It’s a loosely defined movement that shelters dozens of individual ideas and motives. Everyone has their own impressionistic definition of what it means. You could be talking about the Occupy encampments that sprung up across the U.S. and beyond over the last 10 months. Or you could be talking about the Capital Fringe Festival.

In a handful of plays currently on Fringe’s makeshift stages, you get both the scrappy protest movement and the scrappy production aesthetic. The pairing makes sense: Fringe was occupying our stuffier stereotypes of theater long before Occupy Wall Street dug in at New York’s Zuccotti Park last September (and soon after in D.C.’s McPherson Square and Freedom Plaza).

════════════════

■ **Instruction 1**: Repeat the entire passage about Occupy and the Capital Fringe Festival word for word.
■ **Instruction 2**: Rewrite the records from their first line through the line containing "status-bar: 1 R 81% 09:54 xyxy=(0,0,540,38)", changing "list-item-label" to "entry-label" and leaving everything else unchanged.

[Listings of boxed layout items]
════════════════

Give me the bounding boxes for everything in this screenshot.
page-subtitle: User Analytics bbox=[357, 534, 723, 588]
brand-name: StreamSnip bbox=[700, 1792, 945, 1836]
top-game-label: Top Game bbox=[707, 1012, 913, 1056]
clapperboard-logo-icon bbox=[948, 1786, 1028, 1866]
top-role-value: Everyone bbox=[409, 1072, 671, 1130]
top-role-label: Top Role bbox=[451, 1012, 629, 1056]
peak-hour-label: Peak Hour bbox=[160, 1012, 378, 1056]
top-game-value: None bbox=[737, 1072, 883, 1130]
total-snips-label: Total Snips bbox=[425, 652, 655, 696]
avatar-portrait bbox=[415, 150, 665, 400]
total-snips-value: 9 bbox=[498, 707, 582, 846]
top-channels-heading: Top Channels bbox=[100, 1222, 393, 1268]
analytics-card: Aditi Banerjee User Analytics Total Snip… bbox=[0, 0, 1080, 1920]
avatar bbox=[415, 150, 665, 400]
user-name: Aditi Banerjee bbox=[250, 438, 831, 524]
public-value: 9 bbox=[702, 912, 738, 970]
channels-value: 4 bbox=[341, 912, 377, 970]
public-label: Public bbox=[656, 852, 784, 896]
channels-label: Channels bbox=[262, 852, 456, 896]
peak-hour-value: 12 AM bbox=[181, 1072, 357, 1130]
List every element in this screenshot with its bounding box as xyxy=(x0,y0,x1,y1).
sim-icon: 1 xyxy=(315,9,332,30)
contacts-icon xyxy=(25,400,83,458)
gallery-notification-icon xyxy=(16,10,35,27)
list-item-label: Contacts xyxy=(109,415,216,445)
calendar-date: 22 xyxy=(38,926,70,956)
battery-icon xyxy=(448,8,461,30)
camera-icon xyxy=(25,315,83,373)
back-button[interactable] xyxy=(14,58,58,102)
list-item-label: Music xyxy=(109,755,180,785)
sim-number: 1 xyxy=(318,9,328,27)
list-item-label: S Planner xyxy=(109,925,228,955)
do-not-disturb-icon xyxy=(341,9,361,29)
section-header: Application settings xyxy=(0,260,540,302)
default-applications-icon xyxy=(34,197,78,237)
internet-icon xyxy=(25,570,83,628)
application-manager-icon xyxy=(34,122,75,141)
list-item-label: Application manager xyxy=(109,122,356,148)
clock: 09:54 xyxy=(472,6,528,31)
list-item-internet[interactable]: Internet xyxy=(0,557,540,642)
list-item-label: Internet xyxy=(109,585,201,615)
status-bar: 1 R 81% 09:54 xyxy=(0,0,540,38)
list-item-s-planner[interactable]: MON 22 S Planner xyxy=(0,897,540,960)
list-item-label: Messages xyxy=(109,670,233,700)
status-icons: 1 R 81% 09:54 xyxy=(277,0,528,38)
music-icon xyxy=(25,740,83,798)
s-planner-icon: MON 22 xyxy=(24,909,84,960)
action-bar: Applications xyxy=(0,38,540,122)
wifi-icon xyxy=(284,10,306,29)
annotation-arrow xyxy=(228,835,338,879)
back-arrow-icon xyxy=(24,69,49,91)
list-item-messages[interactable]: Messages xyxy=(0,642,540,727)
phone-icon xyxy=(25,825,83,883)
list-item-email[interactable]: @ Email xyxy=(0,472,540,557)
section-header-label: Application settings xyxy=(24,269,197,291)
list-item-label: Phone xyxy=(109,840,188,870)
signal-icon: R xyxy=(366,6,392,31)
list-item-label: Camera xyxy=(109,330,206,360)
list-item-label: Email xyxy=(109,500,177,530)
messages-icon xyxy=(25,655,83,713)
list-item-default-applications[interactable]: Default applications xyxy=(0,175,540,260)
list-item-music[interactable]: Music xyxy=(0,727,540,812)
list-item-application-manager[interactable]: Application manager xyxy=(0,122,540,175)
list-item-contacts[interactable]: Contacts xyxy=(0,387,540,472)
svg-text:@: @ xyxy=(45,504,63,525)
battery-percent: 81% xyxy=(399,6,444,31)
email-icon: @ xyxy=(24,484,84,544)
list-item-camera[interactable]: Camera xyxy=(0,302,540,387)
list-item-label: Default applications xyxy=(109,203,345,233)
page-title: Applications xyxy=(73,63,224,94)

════════════════

■ **Result 1**:
It’s a loosely defined movement that shelters dozens of individual ideas and motives. Everyone has their own impressionistic definition of what it means. You could be talking about the Occupy encampments that sprung up across the U.S. and beyond over the last 10 months. Or you could be talking about the Capital Fringe Festival.

In a handful of plays currently on Fringe’s makeshift stages, you get both the scrappy protest movement and the scrappy production aesthetic. The pairing makes sense: Fringe was occupying our stuffier stereotypes of theater long before Occupy Wall Street dug in at New York’s Zuccotti Park last September (and soon after in D.C.’s McPherson Square and Freedom Plaza).

■ **Result 2**:
Give me the bounding boxes for everything in this screenshot.
page-subtitle: User Analytics bbox=[357, 534, 723, 588]
brand-name: StreamSnip bbox=[700, 1792, 945, 1836]
top-game-label: Top Game bbox=[707, 1012, 913, 1056]
clapperboard-logo-icon bbox=[948, 1786, 1028, 1866]
top-role-value: Everyone bbox=[409, 1072, 671, 1130]
top-role-label: Top Role bbox=[451, 1012, 629, 1056]
peak-hour-label: Peak Hour bbox=[160, 1012, 378, 1056]
top-game-value: None bbox=[737, 1072, 883, 1130]
total-snips-label: Total Snips bbox=[425, 652, 655, 696]
avatar-portrait bbox=[415, 150, 665, 400]
total-snips-value: 9 bbox=[498, 707, 582, 846]
top-channels-heading: Top Channels bbox=[100, 1222, 393, 1268]
analytics-card: Aditi Banerjee User Analytics Total Snip… bbox=[0, 0, 1080, 1920]
avatar bbox=[415, 150, 665, 400]
user-name: Aditi Banerjee bbox=[250, 438, 831, 524]
public-value: 9 bbox=[702, 912, 738, 970]
channels-value: 4 bbox=[341, 912, 377, 970]
public-label: Public bbox=[656, 852, 784, 896]
channels-label: Channels bbox=[262, 852, 456, 896]
peak-hour-value: 12 AM bbox=[181, 1072, 357, 1130]
List every element in this screenshot with its bounding box as xyxy=(x0,y0,x1,y1).
sim-icon: 1 xyxy=(315,9,332,30)
contacts-icon xyxy=(25,400,83,458)
gallery-notification-icon xyxy=(16,10,35,27)
entry-label: Contacts xyxy=(109,415,216,445)
calendar-date: 22 xyxy=(38,926,70,956)
battery-icon xyxy=(448,8,461,30)
camera-icon xyxy=(25,315,83,373)
back-button[interactable] xyxy=(14,58,58,102)
entry-label: Music xyxy=(109,755,180,785)
sim-number: 1 xyxy=(318,9,328,27)
entry-label: S Planner xyxy=(109,925,228,955)
do-not-disturb-icon xyxy=(341,9,361,29)
section-header: Application settings xyxy=(0,260,540,302)
default-applications-icon xyxy=(34,197,78,237)
internet-icon xyxy=(25,570,83,628)
application-manager-icon xyxy=(34,122,75,141)
entry-label: Application manager xyxy=(109,122,356,148)
clock: 09:54 xyxy=(472,6,528,31)
list-item-internet[interactable]: Internet xyxy=(0,557,540,642)
entry-label: Internet xyxy=(109,585,201,615)
status-bar: 1 R 81% 09:54 xyxy=(0,0,540,38)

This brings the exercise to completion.